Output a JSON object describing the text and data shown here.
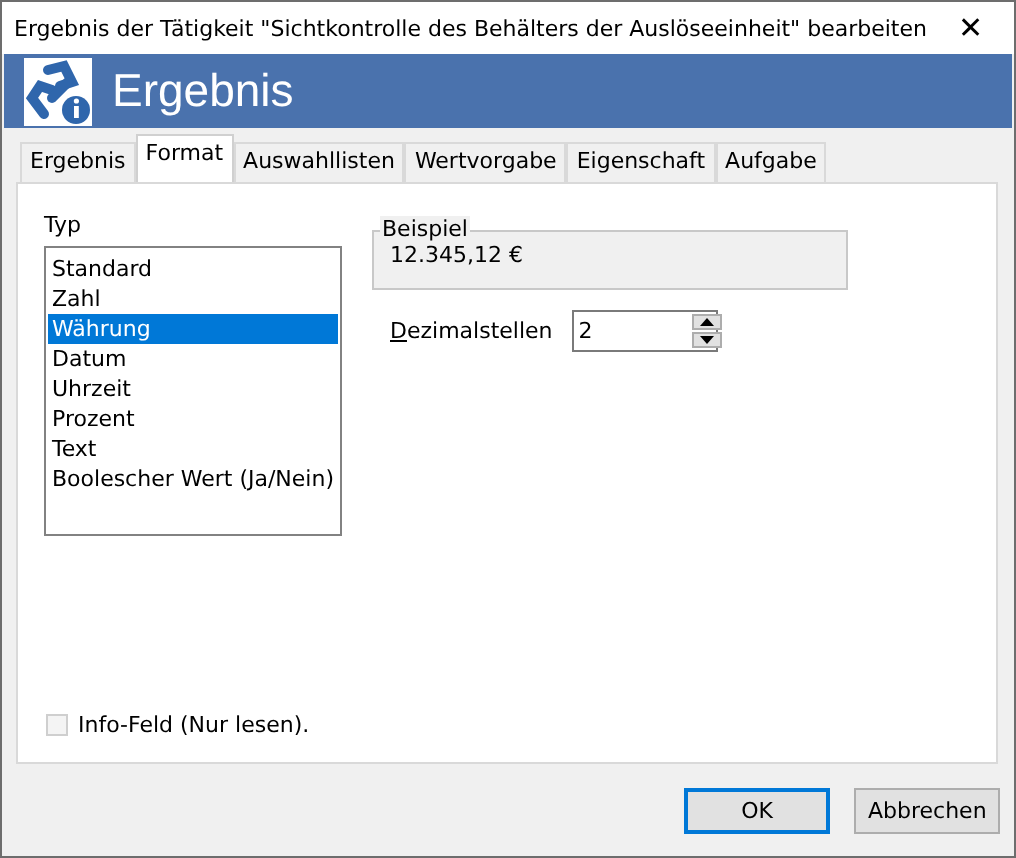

==

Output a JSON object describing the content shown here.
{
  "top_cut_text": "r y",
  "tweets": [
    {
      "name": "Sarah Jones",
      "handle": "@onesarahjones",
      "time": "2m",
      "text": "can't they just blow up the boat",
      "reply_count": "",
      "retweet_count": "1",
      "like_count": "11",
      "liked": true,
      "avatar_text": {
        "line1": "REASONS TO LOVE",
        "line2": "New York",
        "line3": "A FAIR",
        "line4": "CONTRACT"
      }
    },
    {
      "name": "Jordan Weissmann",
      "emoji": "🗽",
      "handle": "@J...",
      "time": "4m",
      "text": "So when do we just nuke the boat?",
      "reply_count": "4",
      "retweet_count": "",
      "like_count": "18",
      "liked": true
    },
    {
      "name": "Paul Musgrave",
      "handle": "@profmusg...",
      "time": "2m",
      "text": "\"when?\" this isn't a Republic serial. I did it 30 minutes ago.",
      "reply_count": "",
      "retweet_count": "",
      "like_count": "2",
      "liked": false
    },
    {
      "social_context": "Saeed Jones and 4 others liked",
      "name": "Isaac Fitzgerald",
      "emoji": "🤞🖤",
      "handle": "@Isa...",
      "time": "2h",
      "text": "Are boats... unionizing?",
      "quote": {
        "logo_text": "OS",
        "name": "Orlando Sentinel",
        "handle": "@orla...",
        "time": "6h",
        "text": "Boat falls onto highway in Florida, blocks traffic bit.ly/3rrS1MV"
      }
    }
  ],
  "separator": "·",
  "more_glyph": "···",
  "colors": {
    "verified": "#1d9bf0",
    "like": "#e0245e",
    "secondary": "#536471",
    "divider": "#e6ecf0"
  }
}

---

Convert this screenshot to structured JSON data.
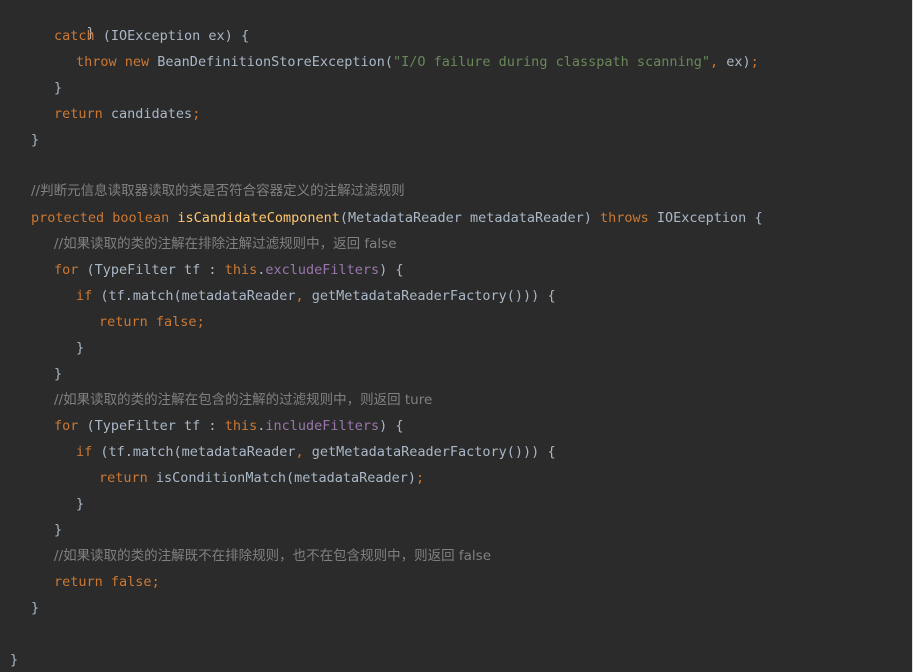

### WRITTEN REQUEST
Find the string "data" in the records, then copy each line where it occurs.

### RESPONSE TO THE EXERCISE
Output a JSON object describing the text and data shown here.
Convert this screenshot to structured JSON data.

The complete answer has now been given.